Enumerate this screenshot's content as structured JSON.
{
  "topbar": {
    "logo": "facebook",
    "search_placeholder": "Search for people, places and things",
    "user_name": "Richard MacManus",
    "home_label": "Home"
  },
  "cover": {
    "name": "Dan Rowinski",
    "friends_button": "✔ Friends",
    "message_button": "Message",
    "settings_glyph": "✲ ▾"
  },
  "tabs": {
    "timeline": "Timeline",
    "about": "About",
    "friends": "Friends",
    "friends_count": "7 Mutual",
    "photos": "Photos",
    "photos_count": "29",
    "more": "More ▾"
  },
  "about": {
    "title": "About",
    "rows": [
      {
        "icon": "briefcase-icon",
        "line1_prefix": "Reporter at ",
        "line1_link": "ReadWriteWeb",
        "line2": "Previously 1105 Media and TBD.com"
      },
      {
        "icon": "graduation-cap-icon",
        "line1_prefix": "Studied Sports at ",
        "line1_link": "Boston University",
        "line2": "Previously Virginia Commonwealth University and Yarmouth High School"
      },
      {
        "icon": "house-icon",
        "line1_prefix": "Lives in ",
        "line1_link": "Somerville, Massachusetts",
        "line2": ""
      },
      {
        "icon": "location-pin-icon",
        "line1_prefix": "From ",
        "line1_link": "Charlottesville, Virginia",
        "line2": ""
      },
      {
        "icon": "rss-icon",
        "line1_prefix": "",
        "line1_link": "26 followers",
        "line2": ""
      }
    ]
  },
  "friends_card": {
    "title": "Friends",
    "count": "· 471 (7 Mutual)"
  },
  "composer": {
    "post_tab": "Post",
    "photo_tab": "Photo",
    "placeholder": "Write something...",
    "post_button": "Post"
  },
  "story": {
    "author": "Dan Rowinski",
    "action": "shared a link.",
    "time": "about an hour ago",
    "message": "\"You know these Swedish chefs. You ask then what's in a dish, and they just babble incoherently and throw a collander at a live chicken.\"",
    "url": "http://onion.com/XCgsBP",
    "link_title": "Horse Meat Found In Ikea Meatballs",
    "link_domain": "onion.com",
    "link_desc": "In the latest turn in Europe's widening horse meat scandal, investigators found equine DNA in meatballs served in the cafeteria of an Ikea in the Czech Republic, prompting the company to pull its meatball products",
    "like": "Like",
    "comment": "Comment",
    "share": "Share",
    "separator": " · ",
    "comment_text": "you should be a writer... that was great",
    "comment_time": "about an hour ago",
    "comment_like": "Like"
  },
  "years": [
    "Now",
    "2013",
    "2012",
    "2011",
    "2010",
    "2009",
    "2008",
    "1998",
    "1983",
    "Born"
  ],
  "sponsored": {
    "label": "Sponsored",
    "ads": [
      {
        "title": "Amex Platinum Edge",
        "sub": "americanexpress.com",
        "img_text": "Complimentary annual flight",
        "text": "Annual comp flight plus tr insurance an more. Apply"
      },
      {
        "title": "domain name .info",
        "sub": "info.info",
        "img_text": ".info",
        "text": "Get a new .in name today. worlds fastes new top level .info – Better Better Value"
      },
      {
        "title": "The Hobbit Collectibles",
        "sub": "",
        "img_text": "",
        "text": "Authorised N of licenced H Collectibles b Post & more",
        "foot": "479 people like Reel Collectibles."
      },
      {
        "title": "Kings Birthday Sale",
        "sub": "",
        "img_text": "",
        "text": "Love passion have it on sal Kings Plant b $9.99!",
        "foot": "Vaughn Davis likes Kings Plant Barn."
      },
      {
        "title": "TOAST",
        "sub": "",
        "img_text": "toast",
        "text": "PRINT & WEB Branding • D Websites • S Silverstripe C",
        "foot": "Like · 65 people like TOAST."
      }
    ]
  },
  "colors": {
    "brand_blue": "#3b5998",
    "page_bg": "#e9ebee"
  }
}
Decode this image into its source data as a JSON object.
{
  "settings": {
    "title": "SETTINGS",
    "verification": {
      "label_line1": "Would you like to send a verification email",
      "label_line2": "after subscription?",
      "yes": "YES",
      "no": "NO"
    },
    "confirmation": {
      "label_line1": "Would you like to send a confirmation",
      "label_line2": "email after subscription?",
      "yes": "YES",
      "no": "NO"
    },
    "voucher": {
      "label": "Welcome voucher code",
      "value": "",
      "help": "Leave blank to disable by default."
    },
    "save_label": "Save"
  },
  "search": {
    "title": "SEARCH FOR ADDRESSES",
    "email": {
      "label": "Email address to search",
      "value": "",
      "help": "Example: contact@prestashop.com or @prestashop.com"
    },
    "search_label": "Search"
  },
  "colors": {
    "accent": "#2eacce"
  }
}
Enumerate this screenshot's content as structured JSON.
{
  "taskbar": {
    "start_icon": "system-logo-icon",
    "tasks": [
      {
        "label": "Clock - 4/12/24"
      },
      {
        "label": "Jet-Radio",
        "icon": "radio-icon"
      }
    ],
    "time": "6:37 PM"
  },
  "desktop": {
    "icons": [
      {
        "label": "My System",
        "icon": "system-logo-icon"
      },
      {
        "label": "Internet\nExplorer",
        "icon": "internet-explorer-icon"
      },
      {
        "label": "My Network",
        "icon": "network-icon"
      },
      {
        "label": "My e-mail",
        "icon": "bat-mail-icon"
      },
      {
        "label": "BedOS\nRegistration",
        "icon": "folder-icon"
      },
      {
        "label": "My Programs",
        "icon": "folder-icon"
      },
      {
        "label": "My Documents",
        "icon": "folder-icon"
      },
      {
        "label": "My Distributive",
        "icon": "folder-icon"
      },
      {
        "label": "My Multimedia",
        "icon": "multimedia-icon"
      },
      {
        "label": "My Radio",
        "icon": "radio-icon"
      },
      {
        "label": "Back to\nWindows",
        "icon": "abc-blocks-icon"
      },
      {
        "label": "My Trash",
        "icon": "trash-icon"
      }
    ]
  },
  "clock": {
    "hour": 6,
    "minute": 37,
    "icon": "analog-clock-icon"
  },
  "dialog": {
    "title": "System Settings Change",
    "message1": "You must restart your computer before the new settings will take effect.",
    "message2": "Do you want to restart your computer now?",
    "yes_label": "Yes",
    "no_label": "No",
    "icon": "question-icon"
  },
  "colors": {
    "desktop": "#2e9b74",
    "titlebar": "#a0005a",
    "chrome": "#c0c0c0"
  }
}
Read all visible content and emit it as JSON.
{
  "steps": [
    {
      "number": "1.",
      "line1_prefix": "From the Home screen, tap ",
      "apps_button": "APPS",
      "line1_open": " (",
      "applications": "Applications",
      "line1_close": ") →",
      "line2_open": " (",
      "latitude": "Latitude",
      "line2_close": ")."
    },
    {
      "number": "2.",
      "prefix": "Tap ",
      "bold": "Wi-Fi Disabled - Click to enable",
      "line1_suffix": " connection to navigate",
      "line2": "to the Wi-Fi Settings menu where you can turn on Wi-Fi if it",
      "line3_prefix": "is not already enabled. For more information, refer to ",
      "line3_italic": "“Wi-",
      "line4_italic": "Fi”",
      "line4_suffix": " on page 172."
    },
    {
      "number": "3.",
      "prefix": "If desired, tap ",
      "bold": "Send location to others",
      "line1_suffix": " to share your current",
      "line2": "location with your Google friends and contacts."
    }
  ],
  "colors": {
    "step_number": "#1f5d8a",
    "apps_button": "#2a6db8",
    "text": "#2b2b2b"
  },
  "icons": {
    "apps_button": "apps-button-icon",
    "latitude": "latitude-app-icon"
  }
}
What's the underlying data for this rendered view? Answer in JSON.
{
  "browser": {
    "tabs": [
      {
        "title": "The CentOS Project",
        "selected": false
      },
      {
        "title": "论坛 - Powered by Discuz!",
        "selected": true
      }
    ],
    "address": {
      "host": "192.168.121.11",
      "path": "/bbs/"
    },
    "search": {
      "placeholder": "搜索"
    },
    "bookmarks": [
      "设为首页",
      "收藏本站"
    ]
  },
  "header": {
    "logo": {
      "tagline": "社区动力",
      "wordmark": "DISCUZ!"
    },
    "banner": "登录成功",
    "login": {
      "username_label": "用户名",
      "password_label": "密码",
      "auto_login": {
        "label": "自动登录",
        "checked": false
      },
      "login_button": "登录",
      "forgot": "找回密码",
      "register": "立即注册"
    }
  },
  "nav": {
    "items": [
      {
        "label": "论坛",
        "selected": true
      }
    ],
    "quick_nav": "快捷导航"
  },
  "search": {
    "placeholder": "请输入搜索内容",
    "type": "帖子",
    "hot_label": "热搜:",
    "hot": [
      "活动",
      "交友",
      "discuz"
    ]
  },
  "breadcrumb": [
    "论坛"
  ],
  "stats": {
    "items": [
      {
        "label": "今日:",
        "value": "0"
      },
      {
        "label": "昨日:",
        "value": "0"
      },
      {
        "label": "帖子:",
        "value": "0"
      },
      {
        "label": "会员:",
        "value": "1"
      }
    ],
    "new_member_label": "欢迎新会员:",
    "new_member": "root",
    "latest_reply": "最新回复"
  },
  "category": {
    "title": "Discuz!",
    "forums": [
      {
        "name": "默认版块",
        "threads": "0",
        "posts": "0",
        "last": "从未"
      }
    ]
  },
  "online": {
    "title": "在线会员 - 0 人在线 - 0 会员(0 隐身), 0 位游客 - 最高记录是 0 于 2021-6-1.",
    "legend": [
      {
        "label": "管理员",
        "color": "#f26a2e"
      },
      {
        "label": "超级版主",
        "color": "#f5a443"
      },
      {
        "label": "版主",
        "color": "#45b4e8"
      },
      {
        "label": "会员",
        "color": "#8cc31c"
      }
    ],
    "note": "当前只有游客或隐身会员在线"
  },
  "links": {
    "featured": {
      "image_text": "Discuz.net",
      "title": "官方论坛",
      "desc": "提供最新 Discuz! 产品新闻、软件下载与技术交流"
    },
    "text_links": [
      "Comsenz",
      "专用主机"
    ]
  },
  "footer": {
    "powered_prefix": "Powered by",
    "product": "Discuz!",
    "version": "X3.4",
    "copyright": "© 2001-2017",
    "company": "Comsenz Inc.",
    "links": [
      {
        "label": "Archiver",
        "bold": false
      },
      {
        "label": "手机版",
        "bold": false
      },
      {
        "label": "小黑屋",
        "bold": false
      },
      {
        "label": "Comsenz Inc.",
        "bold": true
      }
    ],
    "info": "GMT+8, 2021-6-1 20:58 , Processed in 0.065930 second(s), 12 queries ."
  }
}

### Aim
Look through the data above. Each line containing the word "Previously" needs to be copied.

### Correct output
        "line2": "Previously 1105 Media and TBD.com"
        "line2": "Previously Virginia Commonwealth University and Yarmouth High School"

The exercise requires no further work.